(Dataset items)
________________

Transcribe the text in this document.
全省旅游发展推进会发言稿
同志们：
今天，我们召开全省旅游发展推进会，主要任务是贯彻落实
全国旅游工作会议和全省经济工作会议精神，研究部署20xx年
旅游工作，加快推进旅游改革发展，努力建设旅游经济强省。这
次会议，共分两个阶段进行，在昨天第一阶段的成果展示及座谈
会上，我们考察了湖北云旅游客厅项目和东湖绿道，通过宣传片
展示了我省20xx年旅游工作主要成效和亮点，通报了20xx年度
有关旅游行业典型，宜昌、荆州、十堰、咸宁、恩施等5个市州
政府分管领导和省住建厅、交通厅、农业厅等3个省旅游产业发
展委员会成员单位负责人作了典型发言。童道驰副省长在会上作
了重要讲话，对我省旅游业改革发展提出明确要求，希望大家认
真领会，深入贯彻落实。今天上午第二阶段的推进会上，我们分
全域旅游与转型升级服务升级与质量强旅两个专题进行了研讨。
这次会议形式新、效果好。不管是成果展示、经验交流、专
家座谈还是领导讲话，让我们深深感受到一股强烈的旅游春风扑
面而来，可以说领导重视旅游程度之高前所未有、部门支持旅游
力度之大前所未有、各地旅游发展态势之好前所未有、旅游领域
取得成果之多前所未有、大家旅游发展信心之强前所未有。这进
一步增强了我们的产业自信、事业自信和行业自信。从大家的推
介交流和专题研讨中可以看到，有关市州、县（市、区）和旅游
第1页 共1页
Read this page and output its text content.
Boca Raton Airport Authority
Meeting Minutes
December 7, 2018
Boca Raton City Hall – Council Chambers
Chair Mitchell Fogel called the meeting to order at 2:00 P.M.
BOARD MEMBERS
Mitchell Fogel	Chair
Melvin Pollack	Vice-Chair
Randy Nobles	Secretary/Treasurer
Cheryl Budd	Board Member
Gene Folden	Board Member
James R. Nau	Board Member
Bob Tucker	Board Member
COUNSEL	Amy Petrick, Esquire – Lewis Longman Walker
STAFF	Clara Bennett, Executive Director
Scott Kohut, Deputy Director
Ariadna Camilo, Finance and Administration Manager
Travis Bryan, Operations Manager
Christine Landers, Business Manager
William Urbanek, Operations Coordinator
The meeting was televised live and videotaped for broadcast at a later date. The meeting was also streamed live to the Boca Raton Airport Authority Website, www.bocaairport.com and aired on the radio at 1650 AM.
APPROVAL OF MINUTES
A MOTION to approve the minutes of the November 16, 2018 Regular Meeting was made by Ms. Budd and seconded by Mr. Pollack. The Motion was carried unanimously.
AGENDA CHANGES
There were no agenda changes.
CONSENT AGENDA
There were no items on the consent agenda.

________________

▶ **Your goal**: Search the data for "Mitchell". Copy every line that has it.

▶ **Worked solution**:
Chair Mitchell Fogel called the meeting to order at 2:00 P.M.
Mitchell Fogel	Chair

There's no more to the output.